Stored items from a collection
══════════

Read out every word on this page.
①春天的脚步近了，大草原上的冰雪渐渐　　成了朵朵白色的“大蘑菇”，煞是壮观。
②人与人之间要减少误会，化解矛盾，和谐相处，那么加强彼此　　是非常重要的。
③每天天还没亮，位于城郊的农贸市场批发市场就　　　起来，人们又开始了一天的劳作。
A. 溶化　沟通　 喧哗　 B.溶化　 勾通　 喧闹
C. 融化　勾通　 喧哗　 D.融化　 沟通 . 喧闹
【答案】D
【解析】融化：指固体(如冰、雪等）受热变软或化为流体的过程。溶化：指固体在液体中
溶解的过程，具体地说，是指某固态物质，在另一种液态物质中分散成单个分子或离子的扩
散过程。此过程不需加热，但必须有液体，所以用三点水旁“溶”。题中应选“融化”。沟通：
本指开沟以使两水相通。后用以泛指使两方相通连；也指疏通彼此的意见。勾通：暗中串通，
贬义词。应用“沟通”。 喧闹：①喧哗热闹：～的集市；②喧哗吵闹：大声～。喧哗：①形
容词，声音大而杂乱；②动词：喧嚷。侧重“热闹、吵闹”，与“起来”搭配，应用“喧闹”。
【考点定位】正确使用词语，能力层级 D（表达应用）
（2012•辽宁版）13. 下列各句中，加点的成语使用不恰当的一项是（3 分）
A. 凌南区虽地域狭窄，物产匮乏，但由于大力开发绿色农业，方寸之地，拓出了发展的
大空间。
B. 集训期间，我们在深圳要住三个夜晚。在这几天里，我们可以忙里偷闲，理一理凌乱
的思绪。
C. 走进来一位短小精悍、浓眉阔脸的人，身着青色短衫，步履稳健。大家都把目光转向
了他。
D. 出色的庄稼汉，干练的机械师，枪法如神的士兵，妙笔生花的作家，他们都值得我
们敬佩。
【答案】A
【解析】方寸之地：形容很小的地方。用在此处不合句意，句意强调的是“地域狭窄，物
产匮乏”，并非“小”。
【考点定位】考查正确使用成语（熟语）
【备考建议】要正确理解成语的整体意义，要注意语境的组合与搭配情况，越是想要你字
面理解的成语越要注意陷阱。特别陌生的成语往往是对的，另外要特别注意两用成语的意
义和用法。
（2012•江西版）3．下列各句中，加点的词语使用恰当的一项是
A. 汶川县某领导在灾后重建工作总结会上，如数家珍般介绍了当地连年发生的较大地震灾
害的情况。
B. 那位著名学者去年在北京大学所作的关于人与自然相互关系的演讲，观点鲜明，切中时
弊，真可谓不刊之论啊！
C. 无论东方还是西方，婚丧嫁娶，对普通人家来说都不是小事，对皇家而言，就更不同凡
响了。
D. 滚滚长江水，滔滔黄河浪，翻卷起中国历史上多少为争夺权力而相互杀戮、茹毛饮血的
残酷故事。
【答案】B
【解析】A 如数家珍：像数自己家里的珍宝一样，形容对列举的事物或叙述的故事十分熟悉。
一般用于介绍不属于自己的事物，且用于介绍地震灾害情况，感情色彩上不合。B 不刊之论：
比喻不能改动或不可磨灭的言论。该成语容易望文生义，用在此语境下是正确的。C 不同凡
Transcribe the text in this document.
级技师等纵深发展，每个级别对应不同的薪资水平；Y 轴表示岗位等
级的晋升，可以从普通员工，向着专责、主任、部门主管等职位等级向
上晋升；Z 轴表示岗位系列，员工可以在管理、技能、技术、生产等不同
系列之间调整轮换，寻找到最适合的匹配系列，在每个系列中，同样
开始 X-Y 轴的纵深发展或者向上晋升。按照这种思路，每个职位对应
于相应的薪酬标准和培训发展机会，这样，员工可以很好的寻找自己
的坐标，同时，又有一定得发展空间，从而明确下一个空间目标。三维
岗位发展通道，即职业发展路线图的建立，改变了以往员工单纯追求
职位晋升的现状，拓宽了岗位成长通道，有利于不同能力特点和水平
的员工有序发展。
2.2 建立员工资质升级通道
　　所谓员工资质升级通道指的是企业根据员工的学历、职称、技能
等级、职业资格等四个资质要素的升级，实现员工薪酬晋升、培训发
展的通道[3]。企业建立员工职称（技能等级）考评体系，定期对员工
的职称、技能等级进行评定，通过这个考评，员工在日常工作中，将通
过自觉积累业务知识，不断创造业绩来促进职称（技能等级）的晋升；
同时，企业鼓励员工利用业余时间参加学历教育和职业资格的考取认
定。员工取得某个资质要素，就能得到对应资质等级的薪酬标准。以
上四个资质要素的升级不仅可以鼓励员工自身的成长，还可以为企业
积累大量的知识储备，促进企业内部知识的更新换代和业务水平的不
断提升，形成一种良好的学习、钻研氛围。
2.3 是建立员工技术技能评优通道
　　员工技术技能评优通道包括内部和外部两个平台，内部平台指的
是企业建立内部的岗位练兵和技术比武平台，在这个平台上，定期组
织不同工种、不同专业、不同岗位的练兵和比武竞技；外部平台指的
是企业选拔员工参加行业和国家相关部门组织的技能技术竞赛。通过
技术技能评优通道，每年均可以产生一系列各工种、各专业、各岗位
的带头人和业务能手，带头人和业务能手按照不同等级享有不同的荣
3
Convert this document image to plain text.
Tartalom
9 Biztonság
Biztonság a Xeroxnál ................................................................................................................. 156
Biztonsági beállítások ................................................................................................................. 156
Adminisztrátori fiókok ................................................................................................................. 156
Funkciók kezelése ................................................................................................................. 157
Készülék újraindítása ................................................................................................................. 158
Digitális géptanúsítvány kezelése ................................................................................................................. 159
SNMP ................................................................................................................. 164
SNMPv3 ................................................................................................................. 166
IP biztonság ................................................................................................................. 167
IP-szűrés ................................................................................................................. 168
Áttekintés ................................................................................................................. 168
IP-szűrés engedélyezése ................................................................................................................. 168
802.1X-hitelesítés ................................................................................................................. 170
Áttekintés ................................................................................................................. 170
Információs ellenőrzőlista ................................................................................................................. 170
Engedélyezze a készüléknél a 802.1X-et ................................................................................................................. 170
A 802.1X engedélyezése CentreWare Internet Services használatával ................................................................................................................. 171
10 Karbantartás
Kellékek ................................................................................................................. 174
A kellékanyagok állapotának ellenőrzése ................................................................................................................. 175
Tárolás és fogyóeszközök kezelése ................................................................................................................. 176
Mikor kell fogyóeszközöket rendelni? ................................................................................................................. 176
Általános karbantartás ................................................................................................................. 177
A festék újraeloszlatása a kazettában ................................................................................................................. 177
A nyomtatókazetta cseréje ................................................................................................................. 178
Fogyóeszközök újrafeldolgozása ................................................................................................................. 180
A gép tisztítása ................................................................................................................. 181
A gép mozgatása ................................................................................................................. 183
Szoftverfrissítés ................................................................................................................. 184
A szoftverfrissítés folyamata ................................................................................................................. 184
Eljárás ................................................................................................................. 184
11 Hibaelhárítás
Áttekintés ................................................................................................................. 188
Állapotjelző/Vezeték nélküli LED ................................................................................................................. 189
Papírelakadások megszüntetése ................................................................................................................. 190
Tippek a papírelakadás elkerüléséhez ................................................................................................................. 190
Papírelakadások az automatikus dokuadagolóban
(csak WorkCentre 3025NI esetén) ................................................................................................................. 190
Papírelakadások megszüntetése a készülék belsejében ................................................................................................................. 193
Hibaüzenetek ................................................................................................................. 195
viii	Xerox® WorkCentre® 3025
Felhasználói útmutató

══════════

Brief ->
Print the material verbatim, all of it.

Result ->
Read out every word on this page.
①春天的脚步近了，大草原上的冰雪渐渐　　成了朵朵白色的“大蘑菇”，煞是壮观。
②人与人之间要减少误会，化解矛盾，和谐相处，那么加强彼此　　是非常重要的。
③每天天还没亮，位于城郊的农贸市场批发市场就　　　起来，人们又开始了一天的劳作。
A. 溶化　沟通　 喧哗　 B.溶化　 勾通　 喧闹
C. 融化　勾通　 喧哗　 D.融化　 沟通 . 喧闹
【答案】D
【解析】融化：指固体(如冰、雪等）受热变软或化为流体的过程。溶化：指固体在液体中
溶解的过程，具体地说，是指某固态物质，在另一种液态物质中分散成单个分子或离子的扩
散过程。此过程不需加热，但必须有液体，所以用三点水旁“溶”。题中应选“融化”。沟通：
本指开沟以使两水相通。后用以泛指使两方相通连；也指疏通彼此的意见。勾通：暗中串通，
贬义词。应用“沟通”。 喧闹：①喧哗热闹：～的集市；②喧哗吵闹：大声～。喧哗：①形
容词，声音大而杂乱；②动词：喧嚷。侧重“热闹、吵闹”，与“起来”搭配，应用“喧闹”。
【考点定位】正确使用词语，能力层级 D（表达应用）
（2012•辽宁版）13. 下列各句中，加点的成语使用不恰当的一项是（3 分）
A. 凌南区虽地域狭窄，物产匮乏，但由于大力开发绿色农业，方寸之地，拓出了发展的
大空间。
B. 集训期间，我们在深圳要住三个夜晚。在这几天里，我们可以忙里偷闲，理一理凌乱
的思绪。
C. 走进来一位短小精悍、浓眉阔脸的人，身着青色短衫，步履稳健。大家都把目光转向
了他。
D. 出色的庄稼汉，干练的机械师，枪法如神的士兵，妙笔生花的作家，他们都值得我
们敬佩。
【答案】A
【解析】方寸之地：形容很小的地方。用在此处不合句意，句意强调的是“地域狭窄，物
产匮乏”，并非“小”。
【考点定位】考查正确使用成语（熟语）
【备考建议】要正确理解成语的整体意义，要注意语境的组合与搭配情况，越是想要你字
面理解的成语越要注意陷阱。特别陌生的成语往往是对的，另外要特别注意两用成语的意
义和用法。
（2012•江西版）3．下列各句中，加点的词语使用恰当的一项是
A. 汶川县某领导在灾后重建工作总结会上，如数家珍般介绍了当地连年发生的较大地震灾
害的情况。
B. 那位著名学者去年在北京大学所作的关于人与自然相互关系的演讲，观点鲜明，切中时
弊，真可谓不刊之论啊！
C. 无论东方还是西方，婚丧嫁娶，对普通人家来说都不是小事，对皇家而言，就更不同凡
响了。
D. 滚滚长江水，滔滔黄河浪，翻卷起中国历史上多少为争夺权力而相互杀戮、茹毛饮血的
残酷故事。
【答案】B
【解析】A 如数家珍：像数自己家里的珍宝一样，形容对列举的事物或叙述的故事十分熟悉。
一般用于介绍不属于自己的事物，且用于介绍地震灾害情况，感情色彩上不合。B 不刊之论：
比喻不能改动或不可磨灭的言论。该成语容易望文生义，用在此语境下是正确的。C 不同凡
Transcribe the text in this document.
级技师等纵深发展，每个级别对应不同的薪资水平；Y 轴表示岗位等
级的晋升，可以从普通员工，向着专责、主任、部门主管等职位等级向
上晋升；Z 轴表示岗位系列，员工可以在管理、技能、技术、生产等不同
系列之间调整轮换，寻找到最适合的匹配系列，在每个系列中，同样
开始 X-Y 轴的纵深发展或者向上晋升。按照这种思路，每个职位对应
于相应的薪酬标准和培训发展机会，这样，员工可以很好的寻找自己
的坐标，同时，又有一定得发展空间，从而明确下一个空间目标。三维
岗位发展通道，即职业发展路线图的建立，改变了以往员工单纯追求
职位晋升的现状，拓宽了岗位成长通道，有利于不同能力特点和水平
的员工有序发展。
2.2 建立员工资质升级通道
　　所谓员工资质升级通道指的是企业根据员工的学历、职称、技能
等级、职业资格等四个资质要素的升级，实现员工薪酬晋升、培训发
展的通道[3]。企业建立员工职称（技能等级）考评体系，定期对员工
的职称、技能等级进行评定，通过这个考评，员工在日常工作中，将通
过自觉积累业务知识，不断创造业绩来促进职称（技能等级）的晋升；
同时，企业鼓励员工利用业余时间参加学历教育和职业资格的考取认
定。员工取得某个资质要素，就能得到对应资质等级的薪酬标准。以
上四个资质要素的升级不仅可以鼓励员工自身的成长，还可以为企业
积累大量的知识储备，促进企业内部知识的更新换代和业务水平的不
断提升，形成一种良好的学习、钻研氛围。
2.3 是建立员工技术技能评优通道
　　员工技术技能评优通道包括内部和外部两个平台，内部平台指的
是企业建立内部的岗位练兵和技术比武平台，在这个平台上，定期组
织不同工种、不同专业、不同岗位的练兵和比武竞技；外部平台指的
是企业选拔员工参加行业和国家相关部门组织的技能技术竞赛。通过
技术技能评优通道，每年均可以产生一系列各工种、各专业、各岗位
的带头人和业务能手，带头人和业务能手按照不同等级享有不同的荣
3
Convert this document image to plain text.
Tartalom
9 Biztonság
Biztonság a Xeroxnál ................................................................................................................. 156
Biztonsági beállítások ................................................................................................................. 156
Adminisztrátori fiókok ................................................................................................................. 156
Funkciók kezelése ................................................................................................................. 157
Készülék újraindítása ................................................................................................................. 158
Digitális géptanúsítvány kezelése ................................................................................................................. 159
SNMP ................................................................................................................. 164
SNMPv3 ................................................................................................................. 166
IP biztonság ................................................................................................................. 167
IP-szűrés ................................................................................................................. 168
Áttekintés ................................................................................................................. 168
IP-szűrés engedélyezése ................................................................................................................. 168
802.1X-hitelesítés ................................................................................................................. 170
Áttekintés ................................................................................................................. 170
Információs ellenőrzőlista ................................................................................................................. 170
Engedélyezze a készüléknél a 802.1X-et ................................................................................................................. 170
A 802.1X engedélyezése CentreWare Internet Services használatával ................................................................................................................. 171
10 Karbantartás
Kellékek ................................................................................................................. 174
A kellékanyagok állapotának ellenőrzése ................................................................................................................. 175
Tárolás és fogyóeszközök kezelése ................................................................................................................. 176
Mikor kell fogyóeszközöket rendelni? ................................................................................................................. 176
Általános karbantartás ................................................................................................................. 177
A festék újraeloszlatása a kazettában ................................................................................................................. 177
A nyomtatókazetta cseréje ................................................................................................................. 178
Fogyóeszközök újrafeldolgozása ................................................................................................................. 180
A gép tisztítása ................................................................................................................. 181
A gép mozgatása ................................................................................................................. 183
Szoftverfrissítés ................................................................................................................. 184
A szoftverfrissítés folyamata ................................................................................................................. 184
Eljárás ................................................................................................................. 184
11 Hibaelhárítás
Áttekintés ................................................................................................................. 188
Állapotjelző/Vezeték nélküli LED ................................................................................................................. 189
Papírelakadások megszüntetése ................................................................................................................. 190
Tippek a papírelakadás elkerüléséhez ................................................................................................................. 190
Papírelakadások az automatikus dokuadagolóban
(csak WorkCentre 3025NI esetén) ................................................................................................................. 190
Papírelakadások megszüntetése a készülék belsejében ................................................................................................................. 193
Hibaüzenetek ................................................................................................................. 195
viii	Xerox® WorkCentre® 3025
Felhasználói útmutató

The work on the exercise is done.